**Provided data**
>> Start
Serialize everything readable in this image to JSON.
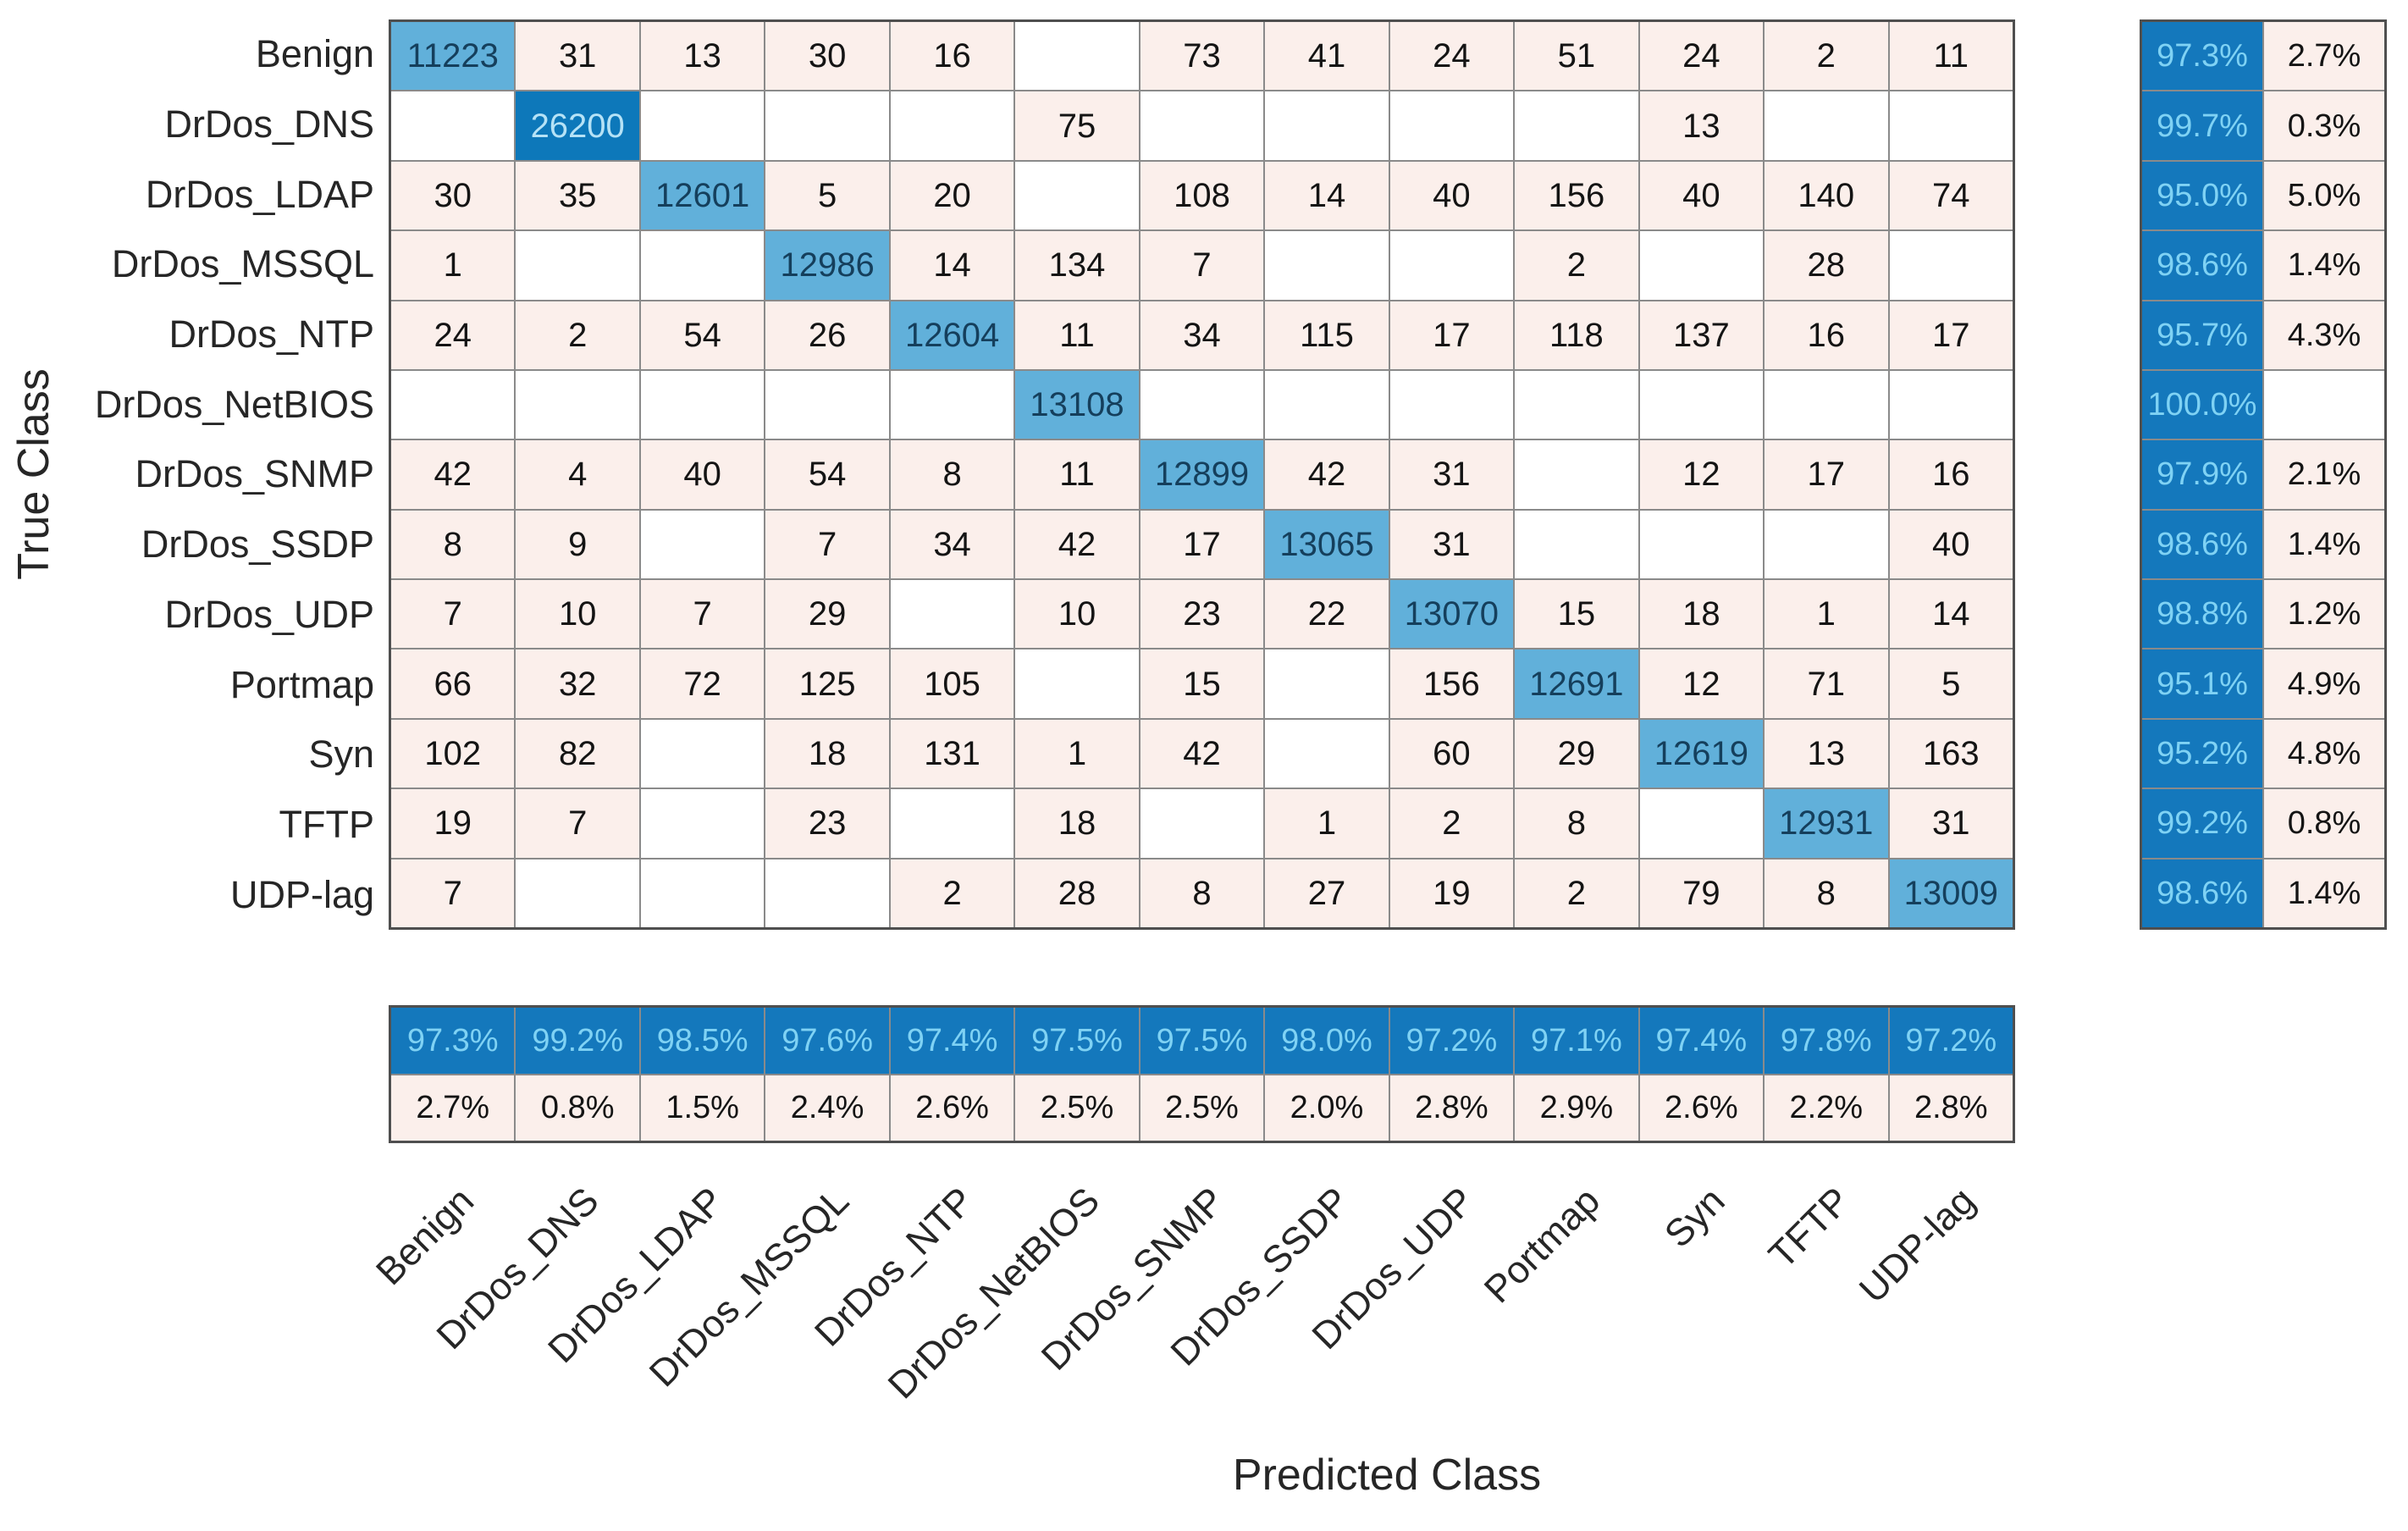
{
  "chart_data": {
    "type": "heatmap",
    "xlabel": "Predicted Class",
    "ylabel": "True Class",
    "classes": [
      "Benign",
      "DrDos_DNS",
      "DrDos_LDAP",
      "DrDos_MSSQL",
      "DrDos_NTP",
      "DrDos_NetBIOS",
      "DrDos_SNMP",
      "DrDos_SSDP",
      "DrDos_UDP",
      "Portmap",
      "Syn",
      "TFTP",
      "UDP-lag"
    ],
    "matrix": [
      [
        11223,
        31,
        13,
        30,
        16,
        null,
        73,
        41,
        24,
        51,
        24,
        2,
        11
      ],
      [
        null,
        26200,
        null,
        null,
        null,
        75,
        null,
        null,
        null,
        null,
        13,
        null,
        null
      ],
      [
        30,
        35,
        12601,
        5,
        20,
        null,
        108,
        14,
        40,
        156,
        40,
        140,
        74
      ],
      [
        1,
        null,
        null,
        12986,
        14,
        134,
        7,
        null,
        null,
        2,
        null,
        28,
        null
      ],
      [
        24,
        2,
        54,
        26,
        12604,
        11,
        34,
        115,
        17,
        118,
        137,
        16,
        17
      ],
      [
        null,
        null,
        null,
        null,
        null,
        13108,
        null,
        null,
        null,
        null,
        null,
        null,
        null
      ],
      [
        42,
        4,
        40,
        54,
        8,
        11,
        12899,
        42,
        31,
        null,
        12,
        17,
        16
      ],
      [
        8,
        9,
        null,
        7,
        34,
        42,
        17,
        13065,
        31,
        null,
        null,
        null,
        40
      ],
      [
        7,
        10,
        7,
        29,
        null,
        10,
        23,
        22,
        13070,
        15,
        18,
        1,
        14
      ],
      [
        66,
        32,
        72,
        125,
        105,
        null,
        15,
        null,
        156,
        12691,
        12,
        71,
        5
      ],
      [
        102,
        82,
        null,
        18,
        131,
        1,
        42,
        null,
        60,
        29,
        12619,
        13,
        163
      ],
      [
        19,
        7,
        null,
        23,
        null,
        18,
        null,
        1,
        2,
        8,
        null,
        12931,
        31
      ],
      [
        7,
        null,
        null,
        null,
        2,
        28,
        8,
        27,
        19,
        2,
        79,
        8,
        13009
      ]
    ],
    "row_summary": [
      {
        "pct": "97.3%",
        "err": "2.7%"
      },
      {
        "pct": "99.7%",
        "err": "0.3%"
      },
      {
        "pct": "95.0%",
        "err": "5.0%"
      },
      {
        "pct": "98.6%",
        "err": "1.4%"
      },
      {
        "pct": "95.7%",
        "err": "4.3%"
      },
      {
        "pct": "100.0%",
        "err": null
      },
      {
        "pct": "97.9%",
        "err": "2.1%"
      },
      {
        "pct": "98.6%",
        "err": "1.4%"
      },
      {
        "pct": "98.8%",
        "err": "1.2%"
      },
      {
        "pct": "95.1%",
        "err": "4.9%"
      },
      {
        "pct": "95.2%",
        "err": "4.8%"
      },
      {
        "pct": "99.2%",
        "err": "0.8%"
      },
      {
        "pct": "98.6%",
        "err": "1.4%"
      }
    ],
    "col_summary": [
      {
        "pct": "97.3%",
        "err": "2.7%"
      },
      {
        "pct": "99.2%",
        "err": "0.8%"
      },
      {
        "pct": "98.5%",
        "err": "1.5%"
      },
      {
        "pct": "97.6%",
        "err": "2.4%"
      },
      {
        "pct": "97.4%",
        "err": "2.6%"
      },
      {
        "pct": "97.5%",
        "err": "2.5%"
      },
      {
        "pct": "97.5%",
        "err": "2.5%"
      },
      {
        "pct": "98.0%",
        "err": "2.0%"
      },
      {
        "pct": "97.2%",
        "err": "2.8%"
      },
      {
        "pct": "97.1%",
        "err": "2.9%"
      },
      {
        "pct": "97.4%",
        "err": "2.6%"
      },
      {
        "pct": "97.8%",
        "err": "2.2%"
      },
      {
        "pct": "97.2%",
        "err": "2.8%"
      }
    ]
  },
  "colors": {
    "diagonal_cell": "#61b0da",
    "diagonal_max_cell": "#0d78ba",
    "offdiagonal_cell": "#fbefeb",
    "zero_cell": "#ffffff",
    "summary_blue": "#1478bc",
    "summary_blue_text": "#7fd2f4",
    "summary_pink": "#fbefeb",
    "grid_line": "#8a8a8a",
    "diag_text": "#153f5c",
    "text": "#262626"
  }
}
>> End
**Requirement**
Copy out each line of the data containing the string "fbefeb".

**Exercise output**
    "offdiagonal_cell": "#fbefeb",
    "summary_pink": "#fbefeb",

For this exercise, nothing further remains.